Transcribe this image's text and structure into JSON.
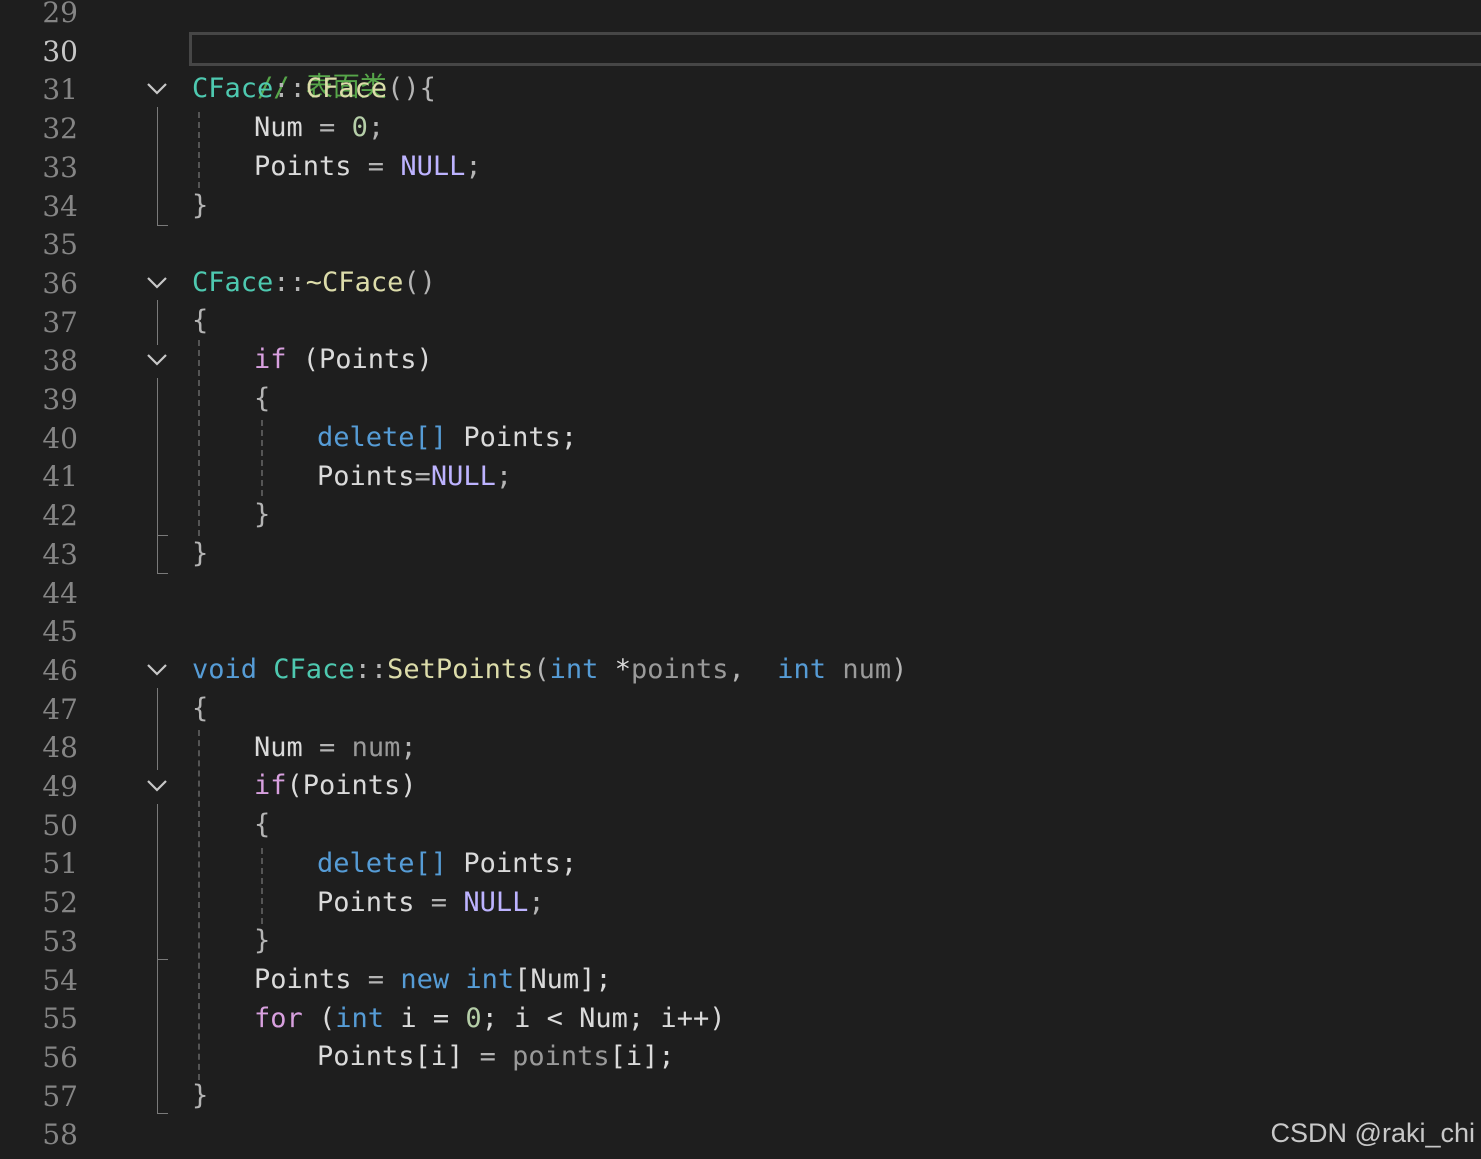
{
  "editor": {
    "current_line": "30",
    "line_numbers": [
      "29",
      "30",
      "31",
      "32",
      "33",
      "34",
      "35",
      "36",
      "37",
      "38",
      "39",
      "40",
      "41",
      "42",
      "43",
      "44",
      "45",
      "46",
      "47",
      "48",
      "49",
      "50",
      "51",
      "52",
      "53",
      "54",
      "55",
      "56",
      "57",
      "58"
    ],
    "lines": {
      "l30": {
        "comment": "// 表面类"
      },
      "l31": {
        "class": "CFace",
        "sep": "::",
        "func": "CFace",
        "rest": "(){"
      },
      "l32": {
        "member": "Num",
        "op": " = ",
        "num": "0",
        "end": ";"
      },
      "l33": {
        "member": "Points",
        "op": " = ",
        "macro": "NULL",
        "end": ";"
      },
      "l34": {
        "text": "}"
      },
      "l36": {
        "class": "CFace",
        "sep": "::",
        "func": "~CFace",
        "rest": "()"
      },
      "l37": {
        "text": "{"
      },
      "l38": {
        "kw": "if",
        "rest": " (Points)"
      },
      "l39": {
        "text": "{"
      },
      "l40": {
        "kw": "delete",
        "brackets": "[]",
        "rest": " Points;"
      },
      "l41": {
        "member": "Points",
        "op": "=",
        "macro": "NULL",
        "end": ";"
      },
      "l42": {
        "text": "}"
      },
      "l43": {
        "text": "}"
      },
      "l46": {
        "kw": "void",
        "class": "CFace",
        "sep": "::",
        "func": "SetPoints",
        "open": "(",
        "type1": "int",
        "star": " *",
        "param1": "points",
        "comma": ", ",
        "type2": "int",
        "param2": "num",
        "close": ")"
      },
      "l47": {
        "text": "{"
      },
      "l48": {
        "member": "Num",
        "op": " = ",
        "param": "num",
        "end": ";"
      },
      "l49": {
        "kw": "if",
        "rest": "(Points)"
      },
      "l50": {
        "text": "{"
      },
      "l51": {
        "kw": "delete",
        "brackets": "[]",
        "rest": " Points;"
      },
      "l52": {
        "member": "Points",
        "op": " = ",
        "macro": "NULL",
        "end": ";"
      },
      "l53": {
        "text": "}"
      },
      "l54": {
        "member": "Points",
        "op": " = ",
        "kw": "new",
        "type": "int",
        "rest": "[Num];"
      },
      "l55": {
        "kw": "for",
        "open": " (",
        "type": "int",
        "rest1": " i = ",
        "num": "0",
        "rest2": "; i < Num; i++)"
      },
      "l56": {
        "member": "Points",
        "rest1": "[i]",
        "op": " = ",
        "param": "points",
        "rest2": "[i];"
      },
      "l57": {
        "text": "}"
      }
    }
  },
  "watermark": "CSDN @raki_chi",
  "colors": {
    "background": "#1e1e1e",
    "comment": "#57a64a",
    "type": "#4ec9b0",
    "function": "#dcdcaa",
    "keyword": "#569cd6",
    "control": "#d8a0df",
    "macro": "#bdb3ff",
    "number": "#b5cea8",
    "parameter": "#9a9a9a"
  },
  "icons": {
    "fold": "chevron-down-icon"
  }
}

____________________

__The request__.
Write out each entry exactly as given, omitting any picture.

__Completed task__.
Transcribe this image's text and structure into JSON.
{
  "editor": {
    "current_line": "30",
    "line_numbers": [
      "29",
      "30",
      "31",
      "32",
      "33",
      "34",
      "35",
      "36",
      "37",
      "38",
      "39",
      "40",
      "41",
      "42",
      "43",
      "44",
      "45",
      "46",
      "47",
      "48",
      "49",
      "50",
      "51",
      "52",
      "53",
      "54",
      "55",
      "56",
      "57",
      "58"
    ],
    "lines": {
      "l30": {
        "comment": "// 表面类"
      },
      "l31": {
        "class": "CFace",
        "sep": "::",
        "func": "CFace",
        "rest": "(){"
      },
      "l32": {
        "member": "Num",
        "op": " = ",
        "num": "0",
        "end": ";"
      },
      "l33": {
        "member": "Points",
        "op": " = ",
        "macro": "NULL",
        "end": ";"
      },
      "l34": {
        "text": "}"
      },
      "l36": {
        "class": "CFace",
        "sep": "::",
        "func": "~CFace",
        "rest": "()"
      },
      "l37": {
        "text": "{"
      },
      "l38": {
        "kw": "if",
        "rest": " (Points)"
      },
      "l39": {
        "text": "{"
      },
      "l40": {
        "kw": "delete",
        "brackets": "[]",
        "rest": " Points;"
      },
      "l41": {
        "member": "Points",
        "op": "=",
        "macro": "NULL",
        "end": ";"
      },
      "l42": {
        "text": "}"
      },
      "l43": {
        "text": "}"
      },
      "l46": {
        "kw": "void",
        "class": "CFace",
        "sep": "::",
        "func": "SetPoints",
        "open": "(",
        "type1": "int",
        "star": " *",
        "param1": "points",
        "comma": ", ",
        "type2": "int",
        "param2": "num",
        "close": ")"
      },
      "l47": {
        "text": "{"
      },
      "l48": {
        "member": "Num",
        "op": " = ",
        "param": "num",
        "end": ";"
      },
      "l49": {
        "kw": "if",
        "rest": "(Points)"
      },
      "l50": {
        "text": "{"
      },
      "l51": {
        "kw": "delete",
        "brackets": "[]",
        "rest": " Points;"
      },
      "l52": {
        "member": "Points",
        "op": " = ",
        "macro": "NULL",
        "end": ";"
      },
      "l53": {
        "text": "}"
      },
      "l54": {
        "member": "Points",
        "op": " = ",
        "kw": "new",
        "type": "int",
        "rest": "[Num];"
      },
      "l55": {
        "kw": "for",
        "open": " (",
        "type": "int",
        "rest1": " i = ",
        "num": "0",
        "rest2": "; i < Num; i++)"
      },
      "l56": {
        "member": "Points",
        "rest1": "[i]",
        "op": " = ",
        "param": "points",
        "rest2": "[i];"
      },
      "l57": {
        "text": "}"
      }
    }
  },
  "watermark": "CSDN @raki_chi",
  "colors": {
    "background": "#1e1e1e",
    "comment": "#57a64a",
    "type": "#4ec9b0",
    "function": "#dcdcaa",
    "keyword": "#569cd6",
    "control": "#d8a0df",
    "macro": "#bdb3ff",
    "number": "#b5cea8",
    "parameter": "#9a9a9a"
  },
  "icons": {
    "fold": "chevron-down-icon"
  }
}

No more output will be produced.